Written request
Present the following data again exactly as it is shown.

Data rows
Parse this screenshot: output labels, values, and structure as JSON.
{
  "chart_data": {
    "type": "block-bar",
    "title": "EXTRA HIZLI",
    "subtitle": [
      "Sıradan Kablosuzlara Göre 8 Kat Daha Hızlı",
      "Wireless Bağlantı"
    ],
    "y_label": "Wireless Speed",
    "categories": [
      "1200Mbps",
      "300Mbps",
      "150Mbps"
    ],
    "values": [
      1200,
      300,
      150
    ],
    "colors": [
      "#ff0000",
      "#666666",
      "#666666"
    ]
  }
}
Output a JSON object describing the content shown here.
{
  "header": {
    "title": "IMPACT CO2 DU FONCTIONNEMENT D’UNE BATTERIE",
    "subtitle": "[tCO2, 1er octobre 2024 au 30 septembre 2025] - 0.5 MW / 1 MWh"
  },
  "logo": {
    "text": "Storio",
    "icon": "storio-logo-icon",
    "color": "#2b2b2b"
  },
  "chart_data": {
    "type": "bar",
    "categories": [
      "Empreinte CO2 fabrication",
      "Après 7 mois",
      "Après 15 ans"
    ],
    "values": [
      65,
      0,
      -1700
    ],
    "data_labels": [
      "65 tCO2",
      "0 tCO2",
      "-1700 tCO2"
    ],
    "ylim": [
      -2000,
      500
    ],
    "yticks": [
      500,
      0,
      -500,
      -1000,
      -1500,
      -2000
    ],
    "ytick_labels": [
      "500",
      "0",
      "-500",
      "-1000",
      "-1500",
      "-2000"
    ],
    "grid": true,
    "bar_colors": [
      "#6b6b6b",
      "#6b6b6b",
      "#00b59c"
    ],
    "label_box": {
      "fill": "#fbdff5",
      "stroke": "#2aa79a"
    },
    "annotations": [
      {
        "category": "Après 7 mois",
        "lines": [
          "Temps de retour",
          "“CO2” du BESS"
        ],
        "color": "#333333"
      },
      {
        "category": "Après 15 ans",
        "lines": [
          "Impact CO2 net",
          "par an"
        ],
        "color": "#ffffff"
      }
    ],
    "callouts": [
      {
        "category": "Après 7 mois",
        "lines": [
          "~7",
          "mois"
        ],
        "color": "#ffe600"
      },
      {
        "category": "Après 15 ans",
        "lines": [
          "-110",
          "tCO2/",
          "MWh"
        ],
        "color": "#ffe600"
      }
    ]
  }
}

Finished exercise
Parse this screenshot: output labels, values, and structure as JSON.
{
  "chart_data": {
    "type": "block-bar",
    "title": "EXTRA HIZLI",
    "subtitle": [
      "Sıradan Kablosuzlara Göre 8 Kat Daha Hızlı",
      "Wireless Bağlantı"
    ],
    "y_label": "Wireless Speed",
    "categories": [
      "1200Mbps",
      "300Mbps",
      "150Mbps"
    ],
    "values": [
      1200,
      300,
      150
    ],
    "colors": [
      "#ff0000",
      "#666666",
      "#666666"
    ]
  }
}
Output a JSON object describing the content shown here.
{
  "header": {
    "title": "IMPACT CO2 DU FONCTIONNEMENT D’UNE BATTERIE",
    "subtitle": "[tCO2, 1er octobre 2024 au 30 septembre 2025] - 0.5 MW / 1 MWh"
  },
  "logo": {
    "text": "Storio",
    "icon": "storio-logo-icon",
    "color": "#2b2b2b"
  },
  "chart_data": {
    "type": "bar",
    "categories": [
      "Empreinte CO2 fabrication",
      "Après 7 mois",
      "Après 15 ans"
    ],
    "values": [
      65,
      0,
      -1700
    ],
    "data_labels": [
      "65 tCO2",
      "0 tCO2",
      "-1700 tCO2"
    ],
    "ylim": [
      -2000,
      500
    ],
    "yticks": [
      500,
      0,
      -500,
      -1000,
      -1500,
      -2000
    ],
    "ytick_labels": [
      "500",
      "0",
      "-500",
      "-1000",
      "-1500",
      "-2000"
    ],
    "grid": true,
    "bar_colors": [
      "#6b6b6b",
      "#6b6b6b",
      "#00b59c"
    ],
    "label_box": {
      "fill": "#fbdff5",
      "stroke": "#2aa79a"
    },
    "annotations": [
      {
        "category": "Après 7 mois",
        "lines": [
          "Temps de retour",
          "“CO2” du BESS"
        ],
        "color": "#333333"
      },
      {
        "category": "Après 15 ans",
        "lines": [
          "Impact CO2 net",
          "par an"
        ],
        "color": "#ffffff"
      }
    ],
    "callouts": [
      {
        "category": "Après 7 mois",
        "lines": [
          "~7",
          "mois"
        ],
        "color": "#ffe600"
      },
      {
        "category": "Après 15 ans",
        "lines": [
          "-110",
          "tCO2/",
          "MWh"
        ],
        "color": "#ffe600"
      }
    ]
  }
}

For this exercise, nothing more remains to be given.